• **The records**:
** BEGIN **

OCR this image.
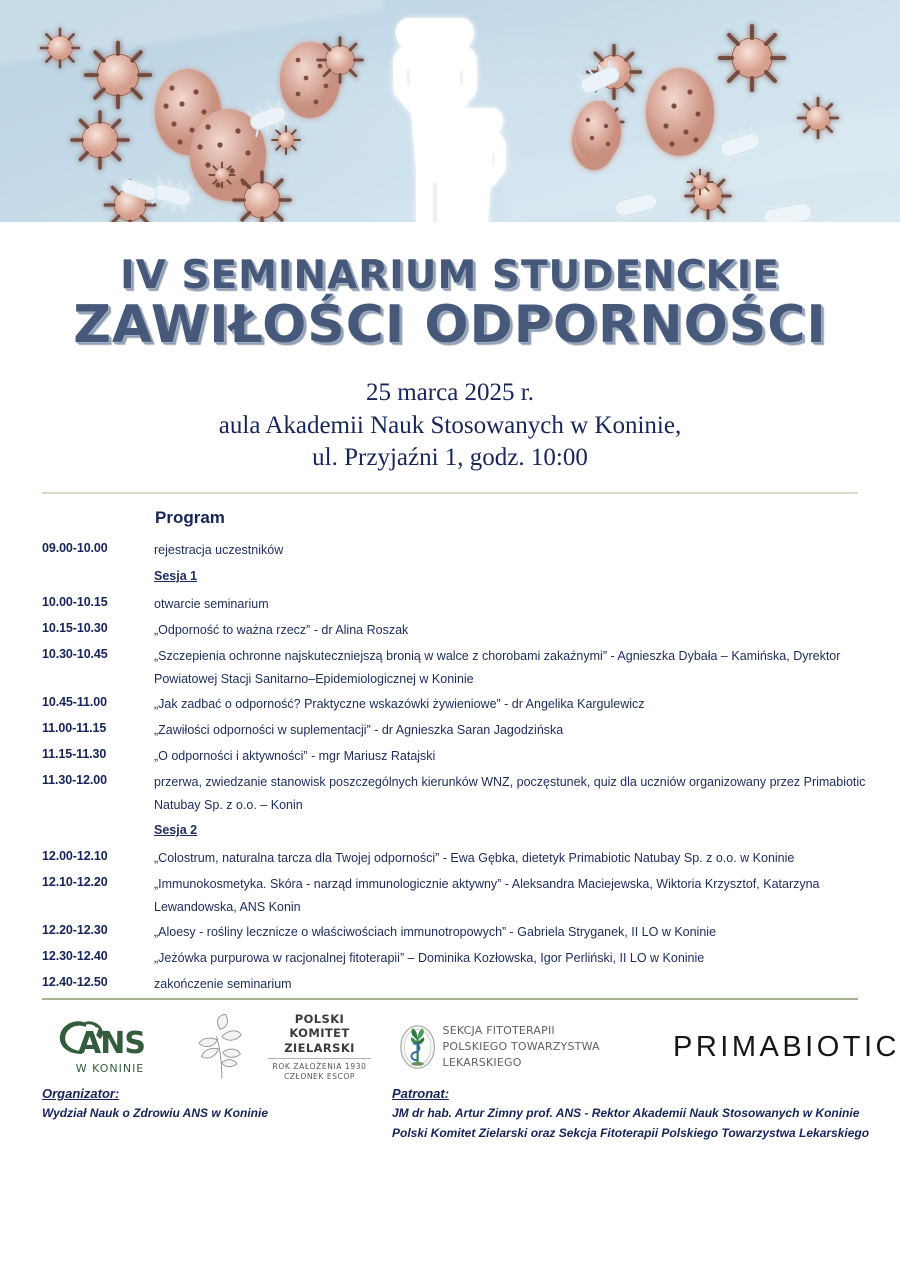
IV SEMINARIUM STUDENCKIE
ZAWIŁOŚCI ODPORNOŚCI
25 marca 2025 r.
aula Akademii Nauk Stosowanych w Koninie,
ul. Przyjaźni 1, godz. 10:00
Program
09.00-10.00	rejestracja uczestników
Sesja 1
10.00-10.15	otwarcie seminarium
10.15-10.30	„Odporność to ważna rzecz” - dr Alina Roszak
10.30-10.45	„Szczepienia ochronne najskuteczniejszą bronią w walce z chorobami zakaźnymi” - Agnieszka Dybała – Kamińska, Dyrektor Powiatowej Stacji Sanitarno–Epidemiologicznej w Koninie
10.45-11.00	„Jak zadbać o odporność? Praktyczne wskazówki żywieniowe” - dr Angelika Kargulewicz
11.00-11.15	„Zawiłości odporności w suplementacji” - dr Agnieszka Saran Jagodzińska
11.15-11.30	„O odporności i aktywności” - mgr Mariusz Ratajski
11.30-12.00	przerwa, zwiedzanie stanowisk poszczególnych kierunków WNZ, poczęstunek, quiz dla uczniów organizowany przez Primabiotic Natubay Sp. z o.o. – Konin
Sesja 2
12.00-12.10	„Colostrum, naturalna tarcza dla Twojej odporności” - Ewa Gębka, dietetyk Primabiotic Natubay Sp. z o.o. w Koninie
12.10-12.20	„Immunokosmetyka. Skóra - narząd immunologicznie aktywny” - Aleksandra Maciejewska, Wiktoria Krzysztof, Katarzyna Lewandowska, ANS Konin
12.20-12.30	„Aloesy - rośliny lecznicze o właściwościach immunotropowych” - Gabriela Stryganek, II LO w Koninie
12.30-12.40	„Jeżówka purpurowa w racjonalnej fitoterapii” – Dominika Kozłowska, Igor Perliński, II LO w Koninie
12.40-12.50	zakończenie seminarium
ANS
W KONINIE
POLSKI
KOMITET ZIELARSKI
ROK ZAŁOŻENIA 1930
CZŁONEK ESCOP
SEKCJA FITOTERAPII
POLSKIEGO TOWARZYSTWA LEKARSKIEGO	PRIMABIOTIC
Organizator:
Wydział Nauk o Zdrowiu ANS w Koninie
Patronat:
JM dr hab. Artur Zimny prof. ANS - Rektor Akademii Nauk Stosowanych w Koninie
Polski Komitet Zielarski oraz Sekcja Fitoterapii Polskiego Towarzystwa Lekarskiego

** END **

From the entries, copy out each line containing the word "Natubay".

• **Result for this task**:
11.30-12.00	przerwa, zwiedzanie stanowisk poszczególnych kierunków WNZ, poczęstunek, quiz dla uczniów organizowany przez Primabiotic Natubay Sp. z o.o. – Konin
12.00-12.10	„Colostrum, naturalna tarcza dla Twojej odporności” - Ewa Gębka, dietetyk Primabiotic Natubay Sp. z o.o. w Koninie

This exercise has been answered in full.